§ Job
Pick out each line of the records that includes the string "Bureau", and copy it.

━━ Records for this exercise ━━

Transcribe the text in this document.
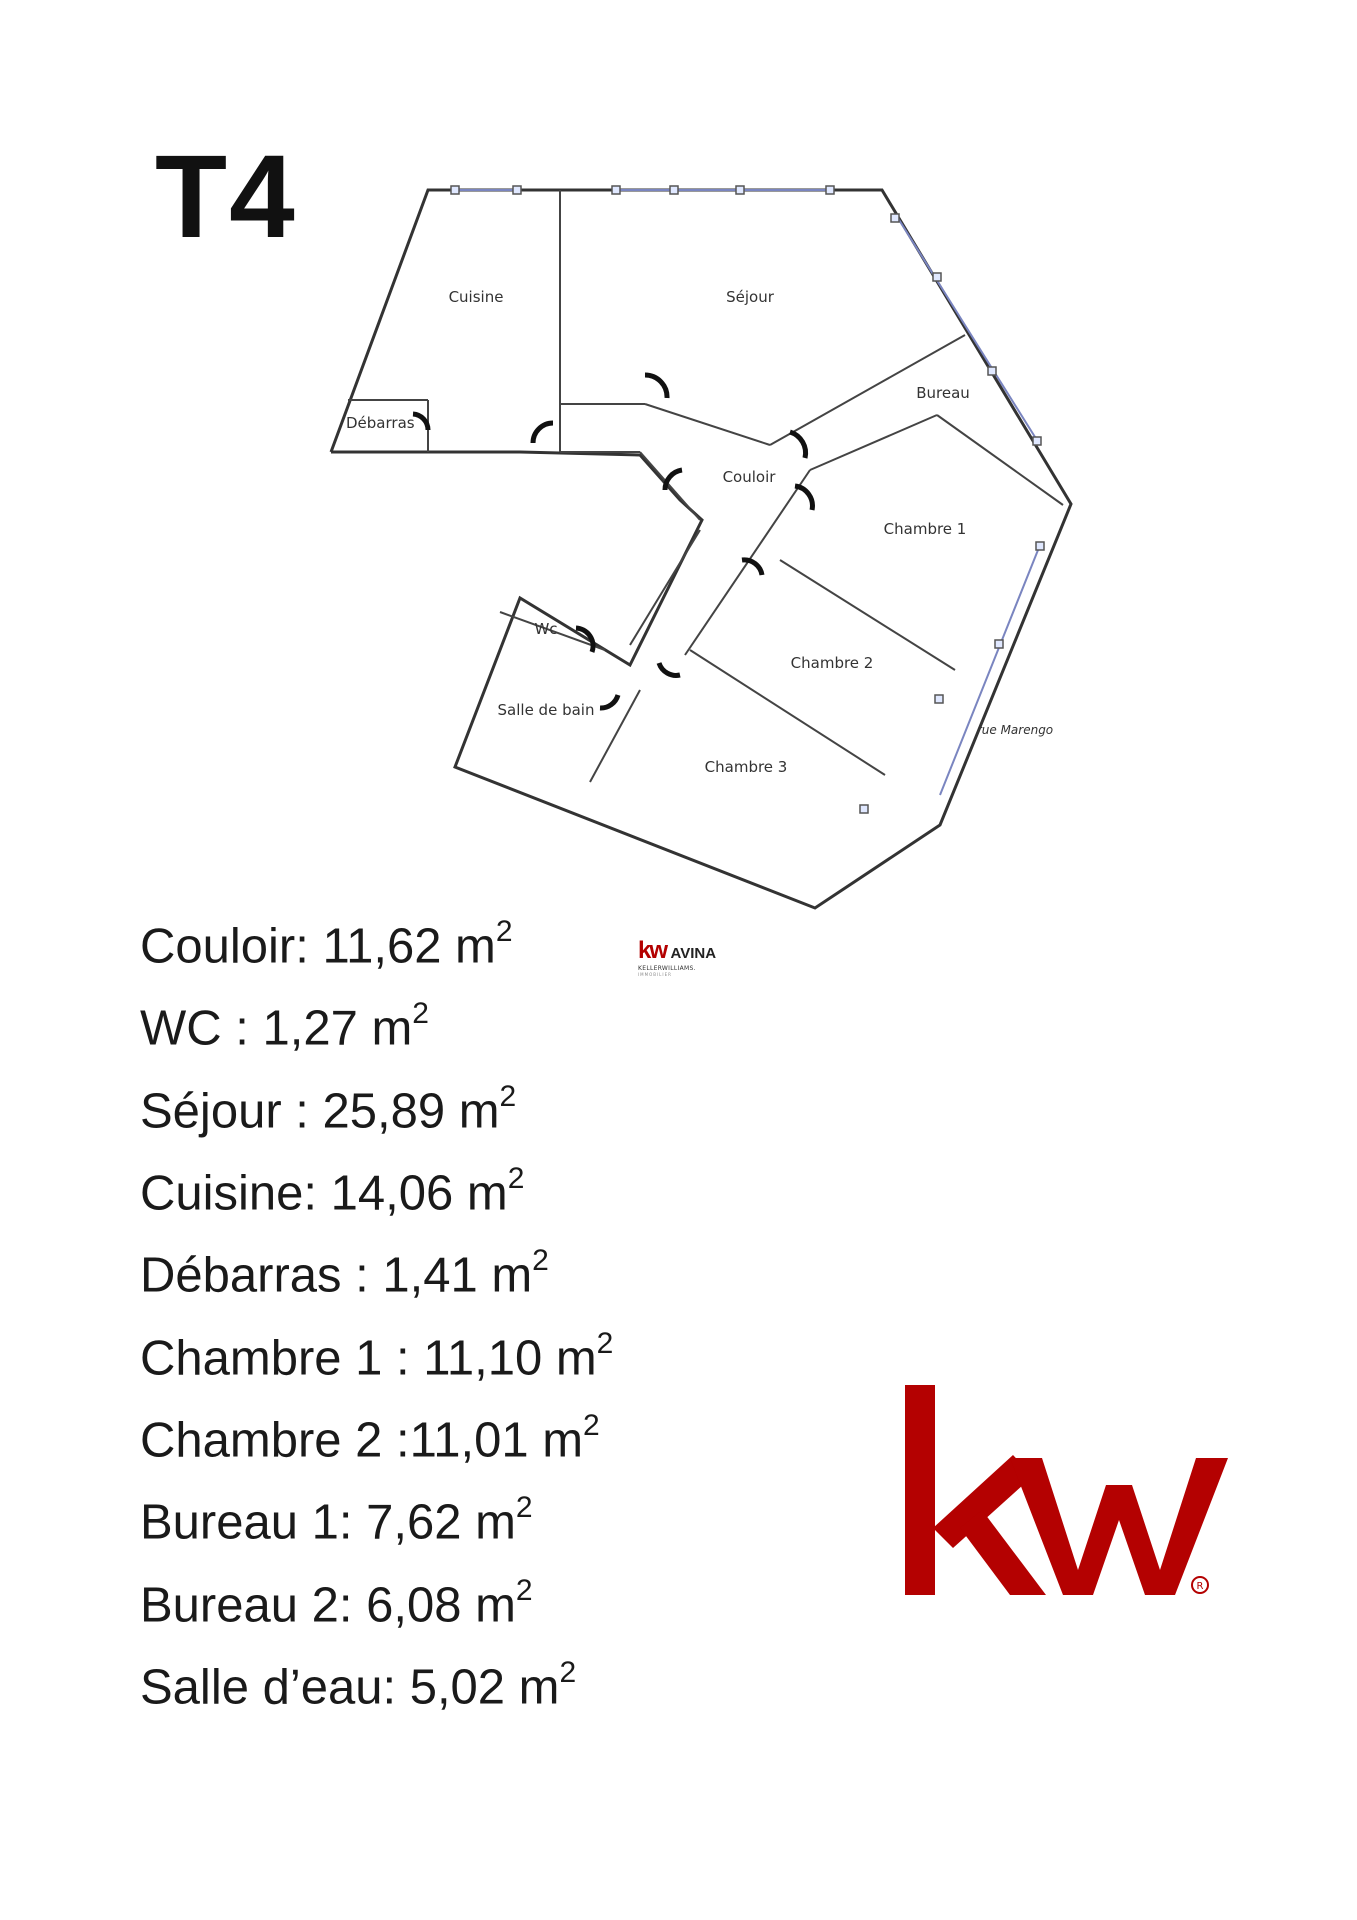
T4
Cuisine	Séjour
Bureau
Débarras
Couloir
Chambre 1
Chambre 2
Wc
Salle de bain
Chambre 3
rue Marengo
Couloir: 11,62 $m^2$
WC : 1,27 $m^2$
Séjour : 25,89 $m^2$
Cuisine: 14,06 $m^2$
Débarras : 1,41 $m^2$
Chambre 1 : 11,10 $m^2$
Chambre 2 :11,01 $m^2$
Bureau 1: 7,62 $m^2$
Bureau 2: 6,08 $m^2$
Salle d’eau: 5,02 $m^2$
kw AVINA
KELLERWILLIAMS.
IMMOBILIER
R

━━━

§ Response to the task
Bureau
Bureau 1: 7,62 $m^2$
Bureau 2: 6,08 $m^2$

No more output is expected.